- TASK BRIEF: Count lines with the string "true" in them. State the number alone.

- ITEMS:

################

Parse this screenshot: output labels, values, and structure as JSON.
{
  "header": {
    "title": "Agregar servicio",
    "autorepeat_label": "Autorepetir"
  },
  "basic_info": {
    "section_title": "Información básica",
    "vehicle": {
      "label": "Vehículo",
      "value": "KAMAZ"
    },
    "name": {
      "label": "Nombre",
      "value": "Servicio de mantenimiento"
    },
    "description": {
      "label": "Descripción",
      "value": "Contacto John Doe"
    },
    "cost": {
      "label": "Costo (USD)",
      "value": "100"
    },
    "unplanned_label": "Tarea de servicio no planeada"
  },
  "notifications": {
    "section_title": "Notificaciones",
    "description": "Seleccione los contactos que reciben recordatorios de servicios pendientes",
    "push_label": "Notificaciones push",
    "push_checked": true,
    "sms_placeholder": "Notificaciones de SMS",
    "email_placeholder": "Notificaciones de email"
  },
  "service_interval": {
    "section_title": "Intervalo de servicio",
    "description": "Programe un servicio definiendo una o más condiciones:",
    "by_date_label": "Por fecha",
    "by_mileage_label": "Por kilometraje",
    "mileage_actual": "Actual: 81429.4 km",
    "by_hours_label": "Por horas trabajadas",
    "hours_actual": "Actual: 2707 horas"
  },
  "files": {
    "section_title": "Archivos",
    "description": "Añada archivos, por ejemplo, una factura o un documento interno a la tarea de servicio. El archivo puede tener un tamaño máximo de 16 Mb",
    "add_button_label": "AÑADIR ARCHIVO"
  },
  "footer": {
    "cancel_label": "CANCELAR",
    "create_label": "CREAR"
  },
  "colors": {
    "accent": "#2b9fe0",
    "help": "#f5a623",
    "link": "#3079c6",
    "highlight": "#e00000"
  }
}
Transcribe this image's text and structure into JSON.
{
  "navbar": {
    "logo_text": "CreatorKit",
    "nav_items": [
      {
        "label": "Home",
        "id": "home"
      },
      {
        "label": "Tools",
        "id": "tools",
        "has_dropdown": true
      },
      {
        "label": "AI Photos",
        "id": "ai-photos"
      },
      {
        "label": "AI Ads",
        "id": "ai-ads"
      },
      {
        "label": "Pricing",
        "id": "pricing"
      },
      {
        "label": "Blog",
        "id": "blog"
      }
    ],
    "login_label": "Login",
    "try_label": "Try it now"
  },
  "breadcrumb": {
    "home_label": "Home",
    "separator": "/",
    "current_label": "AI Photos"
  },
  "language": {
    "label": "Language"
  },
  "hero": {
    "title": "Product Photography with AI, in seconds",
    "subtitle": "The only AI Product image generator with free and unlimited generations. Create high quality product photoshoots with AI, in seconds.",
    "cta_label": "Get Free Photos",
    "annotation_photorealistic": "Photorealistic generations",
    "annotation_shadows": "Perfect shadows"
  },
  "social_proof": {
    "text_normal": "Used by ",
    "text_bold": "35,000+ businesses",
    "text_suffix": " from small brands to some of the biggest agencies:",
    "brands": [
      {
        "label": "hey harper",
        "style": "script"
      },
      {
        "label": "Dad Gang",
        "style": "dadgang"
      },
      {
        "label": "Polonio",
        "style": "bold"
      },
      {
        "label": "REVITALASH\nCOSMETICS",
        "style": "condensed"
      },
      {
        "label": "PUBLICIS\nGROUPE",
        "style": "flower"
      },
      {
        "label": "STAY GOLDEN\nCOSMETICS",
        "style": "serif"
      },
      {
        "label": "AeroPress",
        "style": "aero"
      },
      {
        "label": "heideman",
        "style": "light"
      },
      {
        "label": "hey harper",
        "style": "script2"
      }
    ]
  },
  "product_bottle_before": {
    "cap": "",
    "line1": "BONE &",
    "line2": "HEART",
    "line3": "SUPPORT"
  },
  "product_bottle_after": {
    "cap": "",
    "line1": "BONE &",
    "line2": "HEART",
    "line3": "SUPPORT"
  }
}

################

- ANSWER TO THIS EXERCISE: 2